EXERCISE OBJECTIVE | Copy the entries below exactly. Images do not belong in the copy.

DATASET EXTRACT |
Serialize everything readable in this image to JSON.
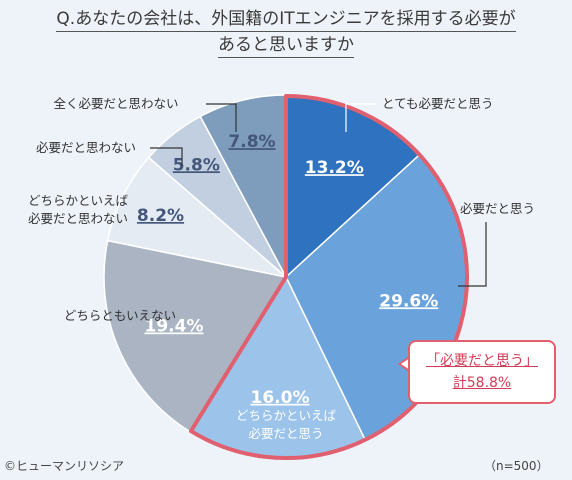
{
  "title_line1": "Q.あなたの会社は、外国籍のITエンジニアを採用する必要が",
  "title_line2": "あると思いますか",
  "credit": "©ヒューマンリソシア",
  "sample_size": "（n=500）",
  "callout": {
    "line1": "「必要だと思う」",
    "line2": "計58.8%"
  },
  "chart_data": {
    "type": "pie",
    "title": "Q.あなたの会社は、外国籍のITエンジニアを採用する必要があると思いますか",
    "start": "12 o'clock, clockwise",
    "slices": [
      {
        "label": "とても必要だと思う",
        "value": 13.2,
        "display": "13.2%",
        "color": "#2f72bf",
        "label_color": "#ffffff"
      },
      {
        "label": "必要だと思う",
        "value": 29.6,
        "display": "29.6%",
        "color": "#6aa3dc",
        "label_color": "#ffffff"
      },
      {
        "label": "どちらかといえば\n必要だと思う",
        "value": 16.0,
        "display": "16.0%",
        "color": "#9cc3ea",
        "label_color": "#ffffff"
      },
      {
        "label": "どちらともいえない",
        "value": 19.4,
        "display": "19.4%",
        "color": "#aab4c3",
        "label_color": "#ffffff"
      },
      {
        "label": "どちらかといえば\n必要だと思わない",
        "value": 8.2,
        "display": "8.2%",
        "color": "#e5ebf3",
        "label_color": "#44577a"
      },
      {
        "label": "必要だと思わない",
        "value": 5.8,
        "display": "5.8%",
        "color": "#c1cfe0",
        "label_color": "#44577a"
      },
      {
        "label": "全く必要だと思わない",
        "value": 7.8,
        "display": "7.8%",
        "color": "#7e9cbc",
        "label_color": "#44577a"
      }
    ],
    "highlight": {
      "slices": [
        0,
        1,
        2
      ],
      "color": "#e06070"
    }
  }
}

RESPONSE TO THIS TASK |
Serialize everything readable in this image to JSON.
{
  "title_line1": "Q.あなたの会社は、外国籍のITエンジニアを採用する必要が",
  "title_line2": "あると思いますか",
  "credit": "©ヒューマンリソシア",
  "sample_size": "（n=500）",
  "callout": {
    "line1": "「必要だと思う」",
    "line2": "計58.8%"
  },
  "chart_data": {
    "type": "pie",
    "title": "Q.あなたの会社は、外国籍のITエンジニアを採用する必要があると思いますか",
    "start": "12 o'clock, clockwise",
    "slices": [
      {
        "label": "とても必要だと思う",
        "value": 13.2,
        "display": "13.2%",
        "color": "#2f72bf",
        "label_color": "#ffffff"
      },
      {
        "label": "必要だと思う",
        "value": 29.6,
        "display": "29.6%",
        "color": "#6aa3dc",
        "label_color": "#ffffff"
      },
      {
        "label": "どちらかといえば\n必要だと思う",
        "value": 16.0,
        "display": "16.0%",
        "color": "#9cc3ea",
        "label_color": "#ffffff"
      },
      {
        "label": "どちらともいえない",
        "value": 19.4,
        "display": "19.4%",
        "color": "#aab4c3",
        "label_color": "#ffffff"
      },
      {
        "label": "どちらかといえば\n必要だと思わない",
        "value": 8.2,
        "display": "8.2%",
        "color": "#e5ebf3",
        "label_color": "#44577a"
      },
      {
        "label": "必要だと思わない",
        "value": 5.8,
        "display": "5.8%",
        "color": "#c1cfe0",
        "label_color": "#44577a"
      },
      {
        "label": "全く必要だと思わない",
        "value": 7.8,
        "display": "7.8%",
        "color": "#7e9cbc",
        "label_color": "#44577a"
      }
    ],
    "highlight": {
      "slices": [
        0,
        1,
        2
      ],
      "color": "#e06070"
    }
  }
}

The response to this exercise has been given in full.